# Material shown start

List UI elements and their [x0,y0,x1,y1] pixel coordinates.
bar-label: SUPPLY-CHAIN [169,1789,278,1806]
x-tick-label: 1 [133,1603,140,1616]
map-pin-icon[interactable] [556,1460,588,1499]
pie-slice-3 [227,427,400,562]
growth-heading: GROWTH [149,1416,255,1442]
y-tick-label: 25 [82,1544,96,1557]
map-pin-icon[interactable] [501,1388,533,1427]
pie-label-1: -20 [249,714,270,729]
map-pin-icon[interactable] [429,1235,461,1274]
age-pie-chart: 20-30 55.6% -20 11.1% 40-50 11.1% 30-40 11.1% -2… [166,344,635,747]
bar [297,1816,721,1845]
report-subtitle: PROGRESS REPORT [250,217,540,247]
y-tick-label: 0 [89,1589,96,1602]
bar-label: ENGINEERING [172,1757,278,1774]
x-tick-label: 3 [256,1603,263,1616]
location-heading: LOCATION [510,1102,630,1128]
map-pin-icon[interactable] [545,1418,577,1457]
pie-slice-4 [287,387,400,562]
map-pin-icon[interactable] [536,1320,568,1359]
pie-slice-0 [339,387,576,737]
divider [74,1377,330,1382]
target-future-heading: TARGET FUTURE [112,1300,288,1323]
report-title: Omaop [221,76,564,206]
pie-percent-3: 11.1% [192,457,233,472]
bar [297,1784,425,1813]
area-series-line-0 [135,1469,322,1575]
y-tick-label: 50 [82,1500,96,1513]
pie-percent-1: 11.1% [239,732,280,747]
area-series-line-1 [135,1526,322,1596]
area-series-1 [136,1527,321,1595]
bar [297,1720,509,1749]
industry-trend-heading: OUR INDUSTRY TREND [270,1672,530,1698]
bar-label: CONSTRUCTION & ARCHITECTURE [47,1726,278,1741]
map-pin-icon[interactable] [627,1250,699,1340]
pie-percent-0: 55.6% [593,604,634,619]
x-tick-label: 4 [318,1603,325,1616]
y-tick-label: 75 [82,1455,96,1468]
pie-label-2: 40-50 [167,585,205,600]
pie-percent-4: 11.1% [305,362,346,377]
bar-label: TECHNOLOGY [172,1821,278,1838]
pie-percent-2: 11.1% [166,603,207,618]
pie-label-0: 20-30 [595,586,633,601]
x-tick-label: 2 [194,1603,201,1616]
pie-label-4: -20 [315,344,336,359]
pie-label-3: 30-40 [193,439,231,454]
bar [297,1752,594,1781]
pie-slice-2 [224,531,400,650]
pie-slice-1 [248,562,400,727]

# Material shown end

▶ [Set task] Find every line in the material above that contains the string "series" and copy each one out. Treat uppercase and lowercase letters as different.

▶ [Solution to the exercise]
area-series-line-0 [135,1469,322,1575]
area-series-line-1 [135,1526,322,1596]
area-series-1 [136,1527,321,1595]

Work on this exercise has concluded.